Listing:
++++++++
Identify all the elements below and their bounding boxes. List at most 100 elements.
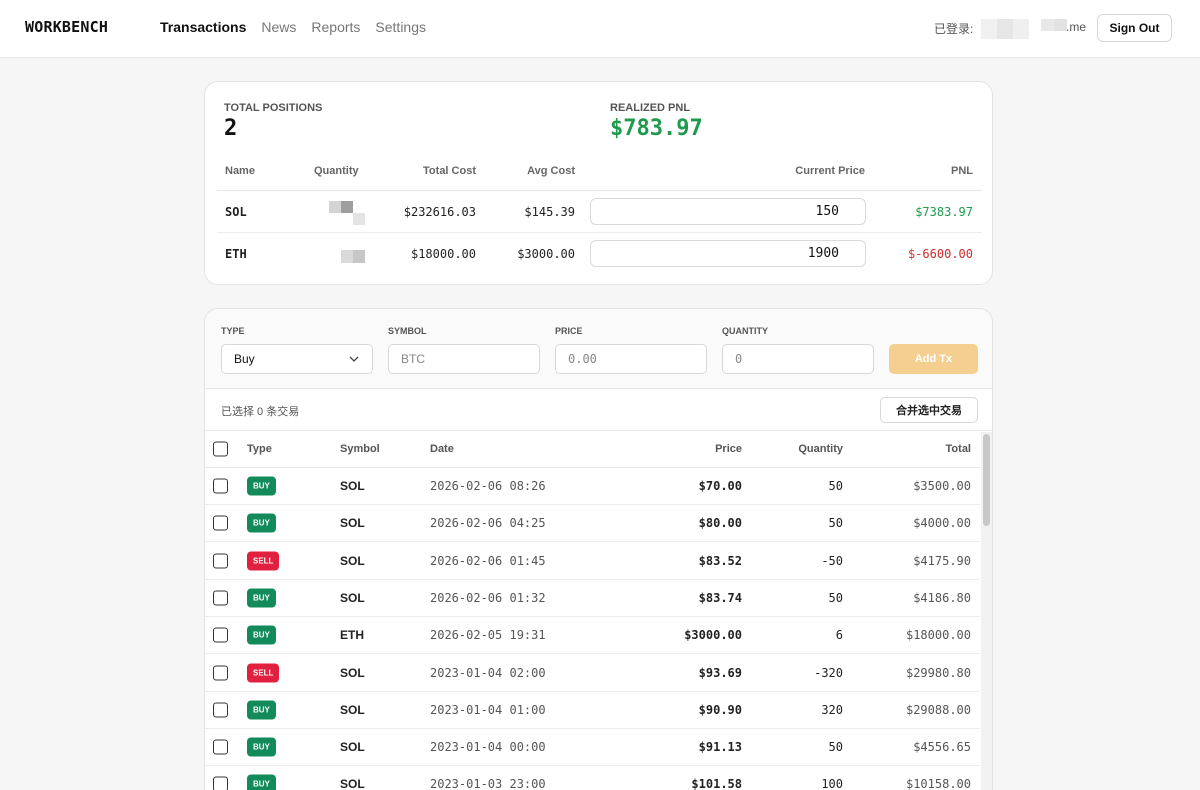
++++++++
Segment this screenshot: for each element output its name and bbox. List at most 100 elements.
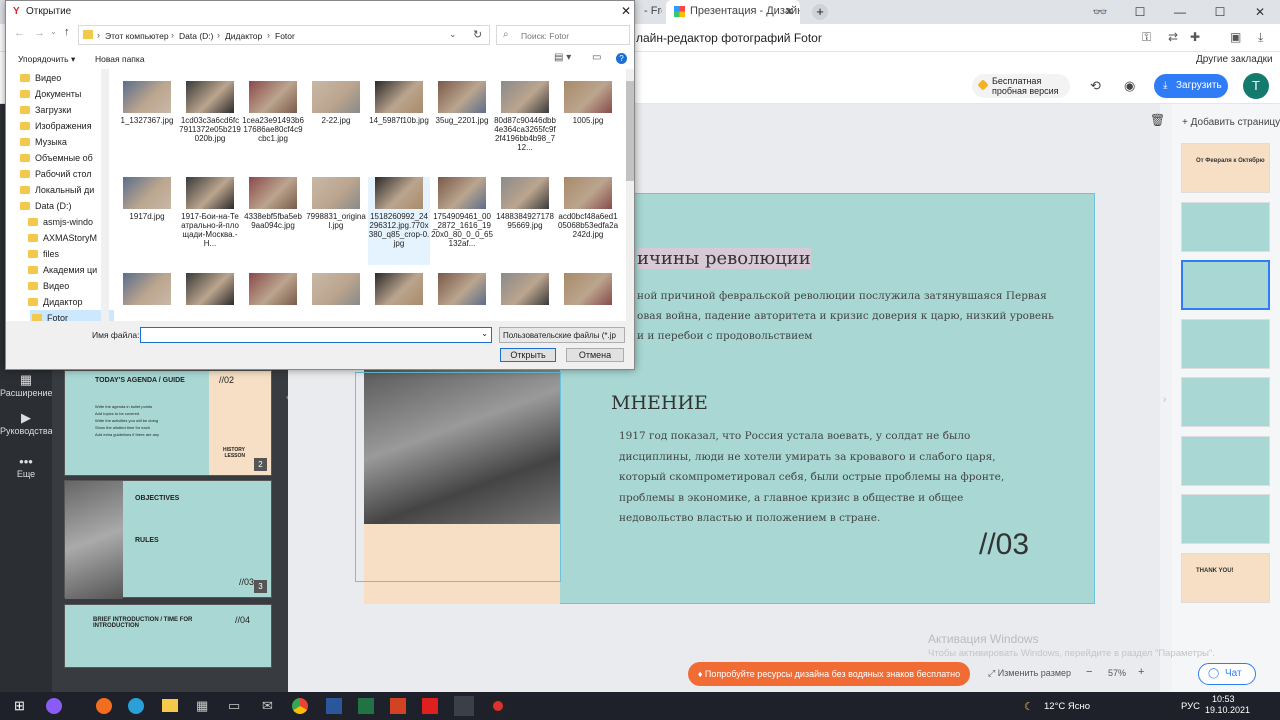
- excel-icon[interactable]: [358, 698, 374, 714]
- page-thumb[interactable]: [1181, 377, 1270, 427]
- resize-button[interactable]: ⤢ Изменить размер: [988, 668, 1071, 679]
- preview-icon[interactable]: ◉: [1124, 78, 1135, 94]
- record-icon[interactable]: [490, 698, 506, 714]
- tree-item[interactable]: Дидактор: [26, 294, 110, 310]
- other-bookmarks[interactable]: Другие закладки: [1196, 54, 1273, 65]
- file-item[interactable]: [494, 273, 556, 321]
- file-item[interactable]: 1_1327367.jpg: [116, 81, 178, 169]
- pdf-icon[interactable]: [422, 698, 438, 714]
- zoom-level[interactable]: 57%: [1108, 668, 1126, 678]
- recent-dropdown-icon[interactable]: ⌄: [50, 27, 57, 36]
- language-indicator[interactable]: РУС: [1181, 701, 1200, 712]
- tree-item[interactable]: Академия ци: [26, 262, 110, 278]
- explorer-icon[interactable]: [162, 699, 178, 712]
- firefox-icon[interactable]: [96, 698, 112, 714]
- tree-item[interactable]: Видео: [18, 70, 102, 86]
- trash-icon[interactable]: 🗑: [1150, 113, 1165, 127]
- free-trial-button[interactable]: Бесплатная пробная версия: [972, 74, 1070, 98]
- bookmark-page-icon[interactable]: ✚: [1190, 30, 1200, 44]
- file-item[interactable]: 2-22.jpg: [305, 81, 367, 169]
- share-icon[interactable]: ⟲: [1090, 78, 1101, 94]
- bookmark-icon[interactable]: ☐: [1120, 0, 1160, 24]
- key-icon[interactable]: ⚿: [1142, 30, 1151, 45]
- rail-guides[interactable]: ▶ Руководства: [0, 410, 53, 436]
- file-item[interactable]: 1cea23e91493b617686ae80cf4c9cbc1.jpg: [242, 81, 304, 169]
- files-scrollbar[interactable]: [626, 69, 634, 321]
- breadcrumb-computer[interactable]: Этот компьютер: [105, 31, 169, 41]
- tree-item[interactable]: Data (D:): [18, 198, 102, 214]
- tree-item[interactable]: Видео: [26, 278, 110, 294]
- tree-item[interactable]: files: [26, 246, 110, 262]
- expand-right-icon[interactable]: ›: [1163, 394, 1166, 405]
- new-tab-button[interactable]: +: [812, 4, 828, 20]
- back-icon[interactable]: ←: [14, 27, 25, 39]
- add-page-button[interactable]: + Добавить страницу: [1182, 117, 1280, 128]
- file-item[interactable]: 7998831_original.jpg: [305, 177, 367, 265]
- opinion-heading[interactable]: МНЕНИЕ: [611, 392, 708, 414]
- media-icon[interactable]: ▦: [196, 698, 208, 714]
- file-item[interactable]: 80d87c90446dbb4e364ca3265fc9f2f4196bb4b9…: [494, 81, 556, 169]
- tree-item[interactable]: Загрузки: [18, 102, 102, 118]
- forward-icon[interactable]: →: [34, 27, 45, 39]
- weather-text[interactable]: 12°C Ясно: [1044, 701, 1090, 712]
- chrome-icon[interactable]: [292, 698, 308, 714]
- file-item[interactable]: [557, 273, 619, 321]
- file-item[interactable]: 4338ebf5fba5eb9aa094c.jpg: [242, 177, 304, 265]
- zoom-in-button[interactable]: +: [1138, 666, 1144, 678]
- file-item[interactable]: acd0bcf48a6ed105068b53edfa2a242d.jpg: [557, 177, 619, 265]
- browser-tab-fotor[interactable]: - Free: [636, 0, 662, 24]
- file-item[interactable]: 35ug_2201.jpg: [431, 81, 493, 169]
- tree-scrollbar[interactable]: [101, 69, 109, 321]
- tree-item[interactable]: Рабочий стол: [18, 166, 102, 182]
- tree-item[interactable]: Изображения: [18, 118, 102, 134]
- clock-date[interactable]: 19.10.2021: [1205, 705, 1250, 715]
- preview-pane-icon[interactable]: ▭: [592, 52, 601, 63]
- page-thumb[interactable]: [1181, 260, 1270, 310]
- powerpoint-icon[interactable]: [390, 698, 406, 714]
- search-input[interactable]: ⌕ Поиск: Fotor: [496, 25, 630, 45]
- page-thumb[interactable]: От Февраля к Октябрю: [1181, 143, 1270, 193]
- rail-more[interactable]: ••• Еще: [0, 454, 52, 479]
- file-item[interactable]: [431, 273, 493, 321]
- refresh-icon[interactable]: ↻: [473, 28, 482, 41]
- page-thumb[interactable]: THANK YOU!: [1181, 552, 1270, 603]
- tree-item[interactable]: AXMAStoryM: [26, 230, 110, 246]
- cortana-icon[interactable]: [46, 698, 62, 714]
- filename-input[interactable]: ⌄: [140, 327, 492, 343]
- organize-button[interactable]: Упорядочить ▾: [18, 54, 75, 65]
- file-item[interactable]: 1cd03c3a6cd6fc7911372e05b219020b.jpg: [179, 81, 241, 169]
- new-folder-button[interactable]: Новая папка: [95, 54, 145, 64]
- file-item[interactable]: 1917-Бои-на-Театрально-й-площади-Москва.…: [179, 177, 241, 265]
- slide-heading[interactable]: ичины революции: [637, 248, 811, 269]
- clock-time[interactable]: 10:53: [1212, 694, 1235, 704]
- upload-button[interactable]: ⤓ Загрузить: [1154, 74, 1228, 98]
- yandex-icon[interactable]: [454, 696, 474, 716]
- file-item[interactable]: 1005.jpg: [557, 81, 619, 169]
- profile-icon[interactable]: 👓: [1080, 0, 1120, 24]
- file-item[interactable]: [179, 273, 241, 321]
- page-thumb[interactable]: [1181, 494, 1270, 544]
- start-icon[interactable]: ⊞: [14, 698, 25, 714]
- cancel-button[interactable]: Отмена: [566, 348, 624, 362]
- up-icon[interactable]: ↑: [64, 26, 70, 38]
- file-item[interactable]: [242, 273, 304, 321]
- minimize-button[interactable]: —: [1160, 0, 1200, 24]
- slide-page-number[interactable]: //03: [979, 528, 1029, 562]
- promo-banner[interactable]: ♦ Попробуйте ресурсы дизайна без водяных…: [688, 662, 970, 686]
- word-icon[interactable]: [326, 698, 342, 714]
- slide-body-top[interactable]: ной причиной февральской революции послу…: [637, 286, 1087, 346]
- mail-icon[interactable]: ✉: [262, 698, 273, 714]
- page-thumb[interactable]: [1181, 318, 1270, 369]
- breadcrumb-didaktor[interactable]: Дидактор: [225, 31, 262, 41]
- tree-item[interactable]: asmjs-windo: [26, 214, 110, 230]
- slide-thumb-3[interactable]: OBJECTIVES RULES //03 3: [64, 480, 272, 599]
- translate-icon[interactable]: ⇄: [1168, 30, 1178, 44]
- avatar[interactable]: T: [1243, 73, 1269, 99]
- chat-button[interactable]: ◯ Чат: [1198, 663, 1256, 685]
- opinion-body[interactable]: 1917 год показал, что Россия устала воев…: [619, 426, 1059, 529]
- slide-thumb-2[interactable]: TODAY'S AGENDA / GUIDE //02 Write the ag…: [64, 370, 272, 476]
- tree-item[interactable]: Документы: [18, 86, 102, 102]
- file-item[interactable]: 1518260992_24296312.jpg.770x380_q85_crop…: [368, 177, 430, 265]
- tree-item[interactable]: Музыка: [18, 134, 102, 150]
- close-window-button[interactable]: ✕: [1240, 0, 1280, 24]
++++++++
What is expected: Reproduce the lines starting with the line that contains "Segment this screenshot: for" and going on through the line that contains "- tree-item[interactable]: Академия", leaving the pictures out of your answer.

Exercise solution:
Segment this screenshot: for each element output its name and bbox. List at most 100 elements.
- excel-icon[interactable]: [358, 698, 374, 714]
- page-thumb[interactable]: [1181, 377, 1270, 427]
- resize-button[interactable]: ⤢ Изменить размер: [988, 668, 1071, 679]
- preview-icon[interactable]: ◉: [1124, 78, 1135, 94]
- record-icon[interactable]: [490, 698, 506, 714]
- tree-item[interactable]: Дидактор: [26, 294, 110, 310]
- other-bookmarks[interactable]: Другие закладки: [1196, 54, 1273, 65]
- file-item[interactable]: [494, 273, 556, 321]
- file-item[interactable]: 1_1327367.jpg: [116, 81, 178, 169]
- pdf-icon[interactable]: [422, 698, 438, 714]
- zoom-level[interactable]: 57%: [1108, 668, 1126, 678]
- recent-dropdown-icon[interactable]: ⌄: [50, 27, 57, 36]
- language-indicator[interactable]: РУС: [1181, 701, 1200, 712]
- tree-item[interactable]: Академия ци: [26, 262, 110, 278]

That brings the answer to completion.